__What the task asks__. Every line from the one with "What data populates" through the final line must be written out exactly, and no other line; omit the pictures.

═════ Material to process

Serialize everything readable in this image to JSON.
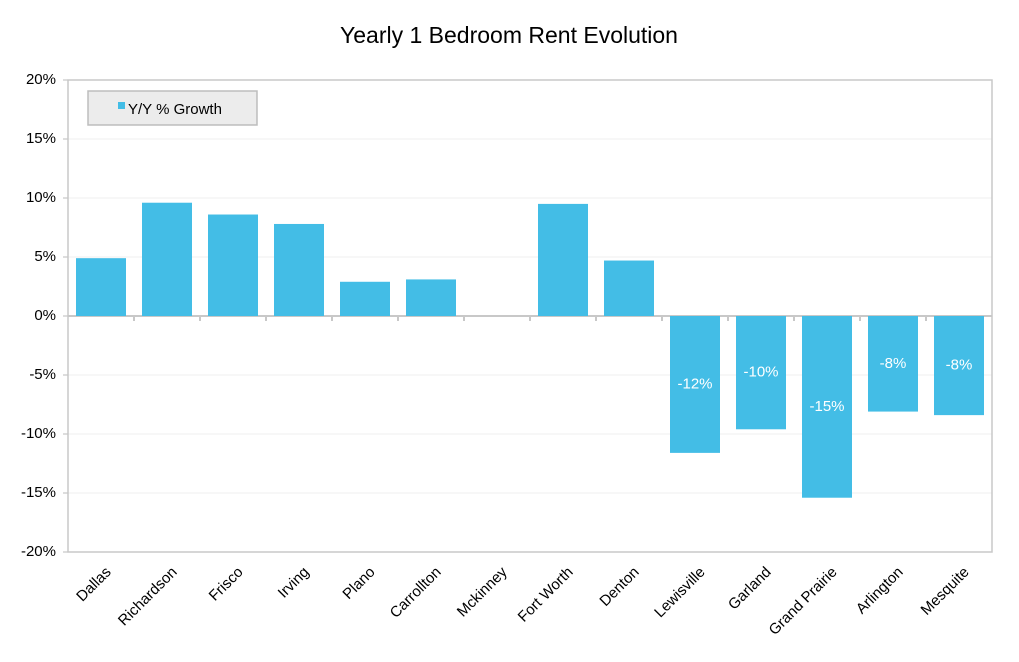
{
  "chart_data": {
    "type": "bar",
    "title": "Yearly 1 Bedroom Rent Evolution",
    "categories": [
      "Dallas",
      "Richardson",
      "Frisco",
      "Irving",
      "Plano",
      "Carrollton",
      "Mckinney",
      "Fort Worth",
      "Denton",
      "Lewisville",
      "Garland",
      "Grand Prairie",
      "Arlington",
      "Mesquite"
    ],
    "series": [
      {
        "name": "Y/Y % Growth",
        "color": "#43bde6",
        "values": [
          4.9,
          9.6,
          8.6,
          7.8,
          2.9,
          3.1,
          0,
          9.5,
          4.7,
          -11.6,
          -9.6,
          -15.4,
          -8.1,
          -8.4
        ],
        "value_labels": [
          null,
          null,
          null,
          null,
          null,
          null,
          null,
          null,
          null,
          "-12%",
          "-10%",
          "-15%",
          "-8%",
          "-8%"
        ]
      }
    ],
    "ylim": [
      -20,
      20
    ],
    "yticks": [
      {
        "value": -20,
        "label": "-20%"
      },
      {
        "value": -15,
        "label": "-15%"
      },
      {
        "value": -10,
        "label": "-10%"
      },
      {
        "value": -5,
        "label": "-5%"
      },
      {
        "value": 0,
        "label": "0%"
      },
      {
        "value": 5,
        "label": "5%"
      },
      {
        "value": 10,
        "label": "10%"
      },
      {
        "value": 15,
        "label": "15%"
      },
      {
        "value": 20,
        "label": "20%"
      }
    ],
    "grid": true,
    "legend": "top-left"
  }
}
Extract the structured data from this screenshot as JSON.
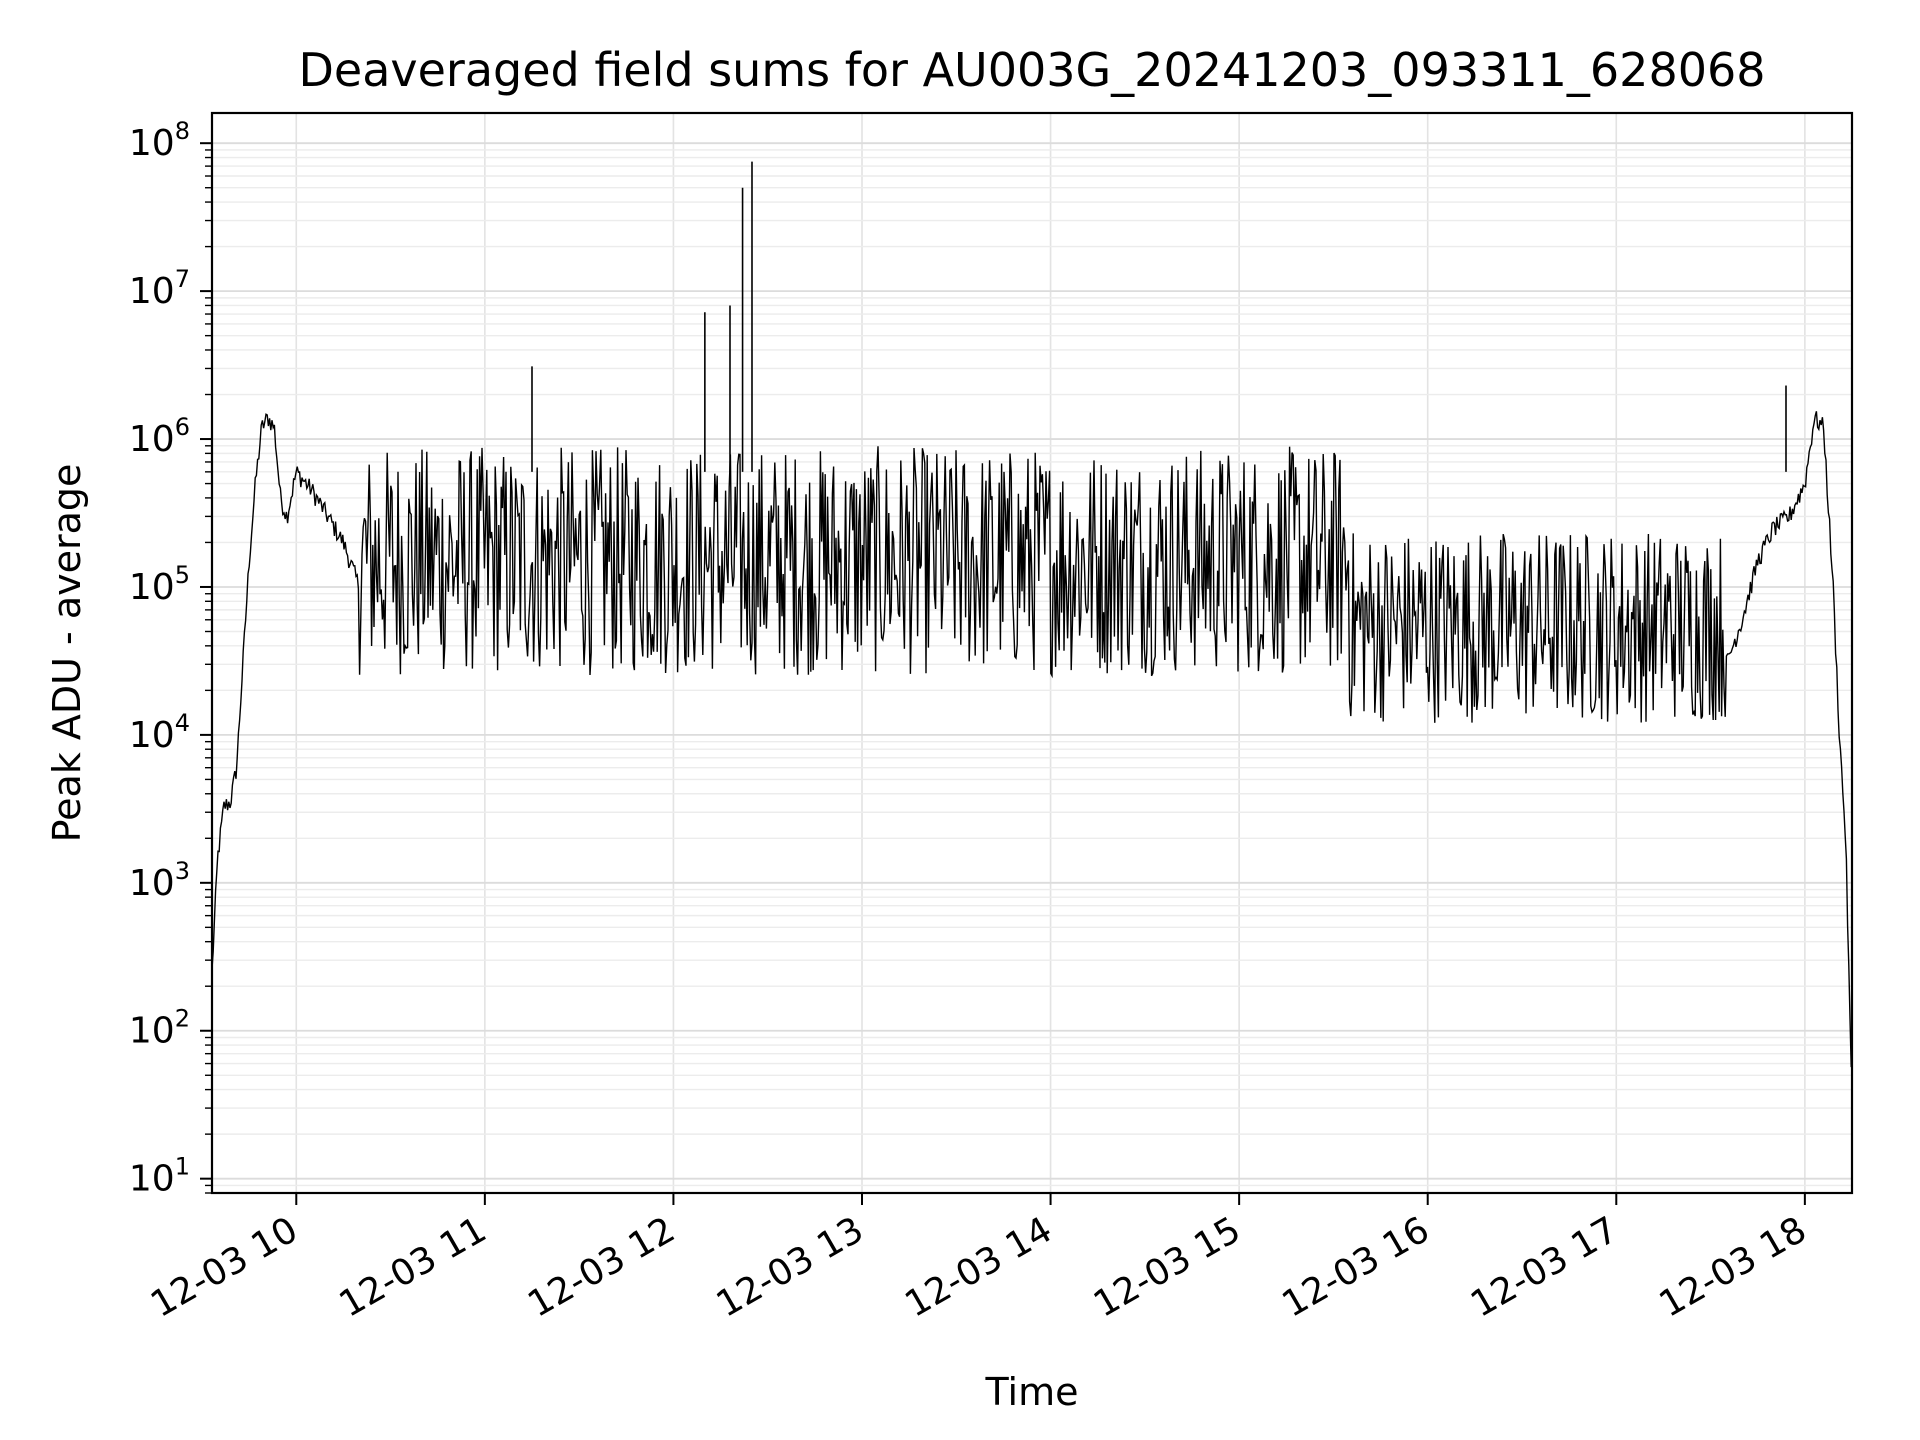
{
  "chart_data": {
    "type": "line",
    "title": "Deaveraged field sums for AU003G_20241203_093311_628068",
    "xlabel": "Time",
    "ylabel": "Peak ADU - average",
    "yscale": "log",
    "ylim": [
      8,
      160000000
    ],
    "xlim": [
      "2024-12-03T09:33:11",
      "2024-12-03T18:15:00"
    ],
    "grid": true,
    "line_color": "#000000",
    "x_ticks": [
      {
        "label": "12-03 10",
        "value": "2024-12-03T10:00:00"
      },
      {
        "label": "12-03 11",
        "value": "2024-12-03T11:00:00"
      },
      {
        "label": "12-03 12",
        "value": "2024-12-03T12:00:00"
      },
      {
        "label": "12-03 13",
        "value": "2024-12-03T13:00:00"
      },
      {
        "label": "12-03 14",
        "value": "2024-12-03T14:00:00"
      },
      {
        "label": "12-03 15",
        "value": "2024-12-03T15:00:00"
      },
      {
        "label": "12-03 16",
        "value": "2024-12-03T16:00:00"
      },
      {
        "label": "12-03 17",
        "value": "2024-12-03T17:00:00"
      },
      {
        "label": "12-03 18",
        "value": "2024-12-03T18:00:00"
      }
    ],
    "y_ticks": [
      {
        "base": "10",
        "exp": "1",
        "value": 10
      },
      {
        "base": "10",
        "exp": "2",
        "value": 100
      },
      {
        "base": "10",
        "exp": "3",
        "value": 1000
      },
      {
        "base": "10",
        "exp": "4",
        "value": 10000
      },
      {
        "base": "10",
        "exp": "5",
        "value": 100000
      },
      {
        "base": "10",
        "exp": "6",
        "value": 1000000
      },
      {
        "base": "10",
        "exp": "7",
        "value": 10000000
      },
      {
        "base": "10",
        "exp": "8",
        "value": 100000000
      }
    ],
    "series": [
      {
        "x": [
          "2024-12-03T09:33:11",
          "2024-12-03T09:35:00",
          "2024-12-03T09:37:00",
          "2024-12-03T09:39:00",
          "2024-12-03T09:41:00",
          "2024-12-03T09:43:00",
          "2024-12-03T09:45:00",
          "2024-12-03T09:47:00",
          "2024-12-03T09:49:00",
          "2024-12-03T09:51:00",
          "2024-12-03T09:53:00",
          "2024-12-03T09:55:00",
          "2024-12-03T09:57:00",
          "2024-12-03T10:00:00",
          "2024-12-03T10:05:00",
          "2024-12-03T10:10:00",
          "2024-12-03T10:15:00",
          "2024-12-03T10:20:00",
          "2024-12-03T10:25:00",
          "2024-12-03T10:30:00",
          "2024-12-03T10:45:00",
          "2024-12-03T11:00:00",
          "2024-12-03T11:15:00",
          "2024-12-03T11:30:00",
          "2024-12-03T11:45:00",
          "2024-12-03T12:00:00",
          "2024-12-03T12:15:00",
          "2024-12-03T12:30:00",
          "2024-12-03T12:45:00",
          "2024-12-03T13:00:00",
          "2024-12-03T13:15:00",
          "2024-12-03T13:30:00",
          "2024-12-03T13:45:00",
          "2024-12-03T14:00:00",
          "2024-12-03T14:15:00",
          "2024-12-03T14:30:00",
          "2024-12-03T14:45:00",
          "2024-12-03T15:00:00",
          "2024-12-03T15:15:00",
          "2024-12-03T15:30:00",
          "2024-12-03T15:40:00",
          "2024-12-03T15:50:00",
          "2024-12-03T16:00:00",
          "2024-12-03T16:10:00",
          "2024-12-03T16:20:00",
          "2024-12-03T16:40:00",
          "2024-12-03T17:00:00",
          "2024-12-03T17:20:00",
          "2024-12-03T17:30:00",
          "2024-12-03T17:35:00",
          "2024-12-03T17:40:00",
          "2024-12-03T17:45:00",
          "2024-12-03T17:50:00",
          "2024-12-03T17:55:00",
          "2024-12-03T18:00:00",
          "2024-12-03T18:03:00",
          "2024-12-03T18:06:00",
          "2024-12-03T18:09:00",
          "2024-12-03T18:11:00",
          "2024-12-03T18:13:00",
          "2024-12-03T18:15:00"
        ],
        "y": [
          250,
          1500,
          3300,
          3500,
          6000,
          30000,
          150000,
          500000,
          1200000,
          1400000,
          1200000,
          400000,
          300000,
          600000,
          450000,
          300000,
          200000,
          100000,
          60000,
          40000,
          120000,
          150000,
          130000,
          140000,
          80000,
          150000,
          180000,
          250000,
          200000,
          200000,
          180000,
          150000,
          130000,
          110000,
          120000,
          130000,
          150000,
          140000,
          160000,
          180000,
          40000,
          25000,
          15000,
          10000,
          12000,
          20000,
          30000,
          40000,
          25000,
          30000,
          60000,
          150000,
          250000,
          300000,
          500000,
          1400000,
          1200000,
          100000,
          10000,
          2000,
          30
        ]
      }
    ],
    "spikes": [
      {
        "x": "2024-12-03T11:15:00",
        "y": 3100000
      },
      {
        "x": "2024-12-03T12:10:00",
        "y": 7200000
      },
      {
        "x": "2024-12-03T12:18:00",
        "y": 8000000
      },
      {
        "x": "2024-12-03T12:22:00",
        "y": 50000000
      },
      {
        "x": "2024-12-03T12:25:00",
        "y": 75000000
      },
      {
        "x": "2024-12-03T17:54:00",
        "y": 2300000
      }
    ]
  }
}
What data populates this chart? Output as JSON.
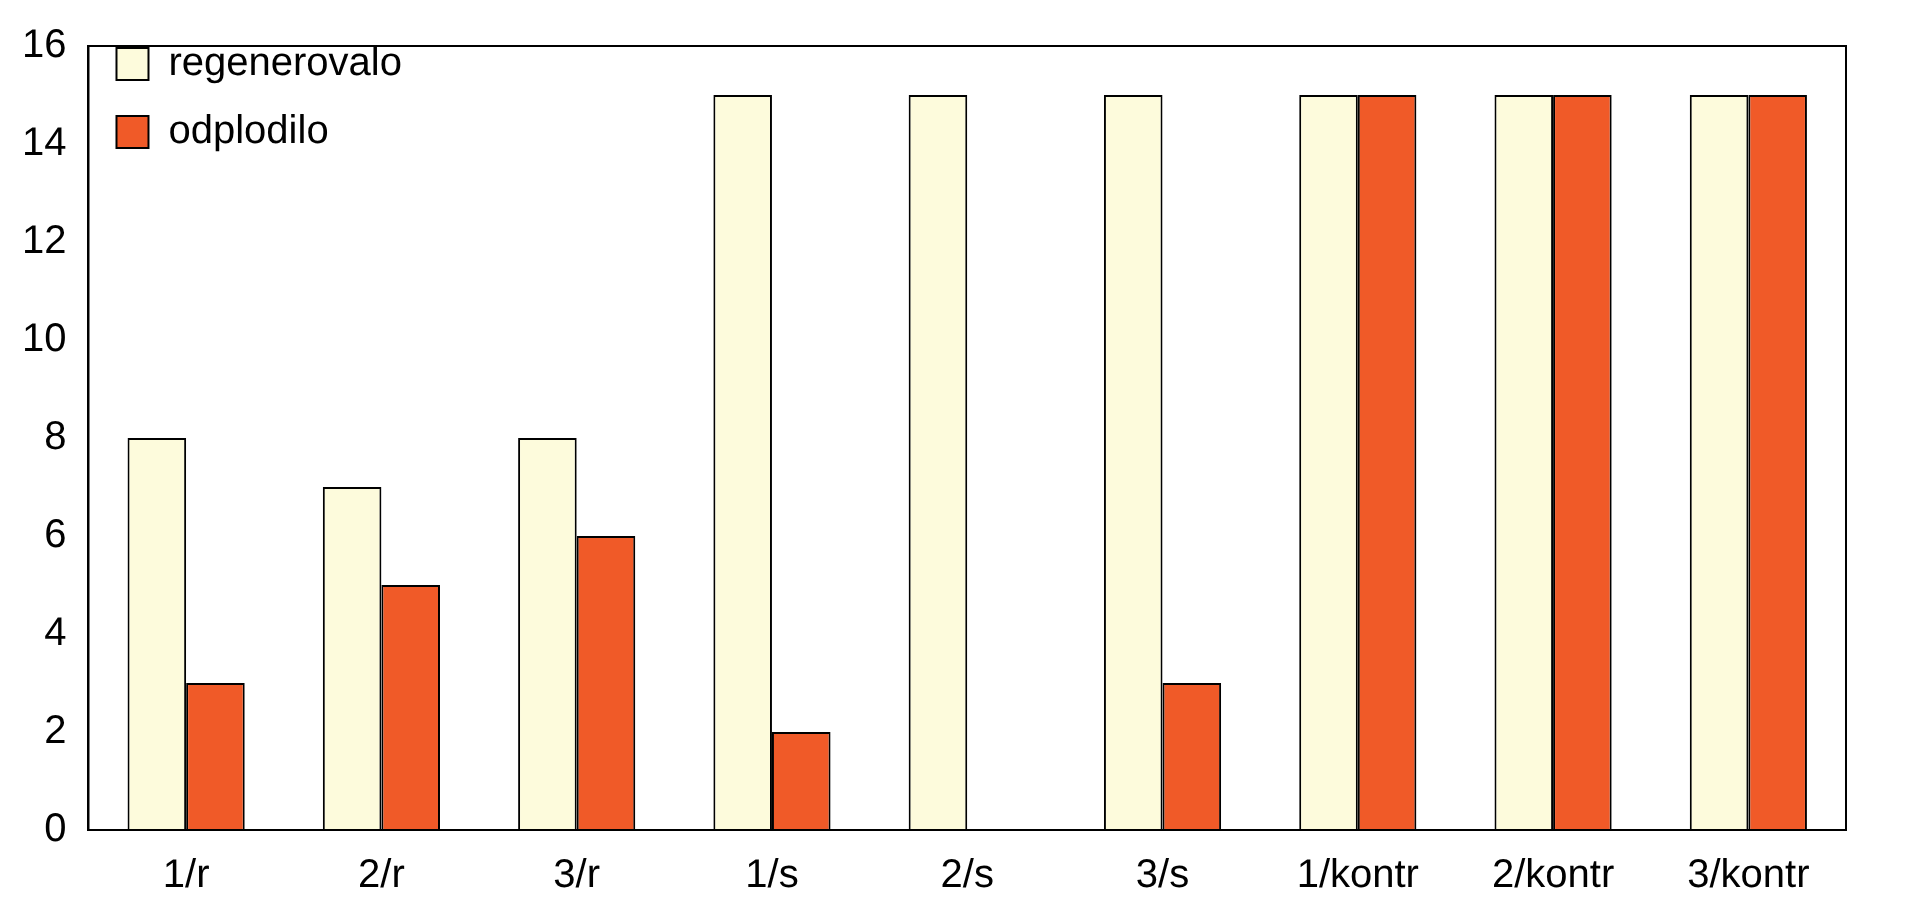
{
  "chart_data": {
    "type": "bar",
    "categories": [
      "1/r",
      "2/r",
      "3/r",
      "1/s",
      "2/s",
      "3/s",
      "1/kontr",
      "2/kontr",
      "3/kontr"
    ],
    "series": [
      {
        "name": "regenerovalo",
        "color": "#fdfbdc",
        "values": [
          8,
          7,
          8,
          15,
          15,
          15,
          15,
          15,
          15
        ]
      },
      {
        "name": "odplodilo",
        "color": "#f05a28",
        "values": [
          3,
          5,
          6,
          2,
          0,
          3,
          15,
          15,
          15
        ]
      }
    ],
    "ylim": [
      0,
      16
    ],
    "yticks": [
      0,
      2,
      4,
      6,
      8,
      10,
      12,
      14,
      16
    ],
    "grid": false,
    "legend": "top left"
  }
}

══════════

__Written answer__.
What data populates this chart? Output as JSON.
{
  "chart_data": {
    "type": "bar",
    "categories": [
      "1/r",
      "2/r",
      "3/r",
      "1/s",
      "2/s",
      "3/s",
      "1/kontr",
      "2/kontr",
      "3/kontr"
    ],
    "series": [
      {
        "name": "regenerovalo",
        "color": "#fdfbdc",
        "values": [
          8,
          7,
          8,
          15,
          15,
          15,
          15,
          15,
          15
        ]
      },
      {
        "name": "odplodilo",
        "color": "#f05a28",
        "values": [
          3,
          5,
          6,
          2,
          0,
          3,
          15,
          15,
          15
        ]
      }
    ],
    "ylim": [
      0,
      16
    ],
    "yticks": [
      0,
      2,
      4,
      6,
      8,
      10,
      12,
      14,
      16
    ],
    "grid": false,
    "legend": "top left"
  }
}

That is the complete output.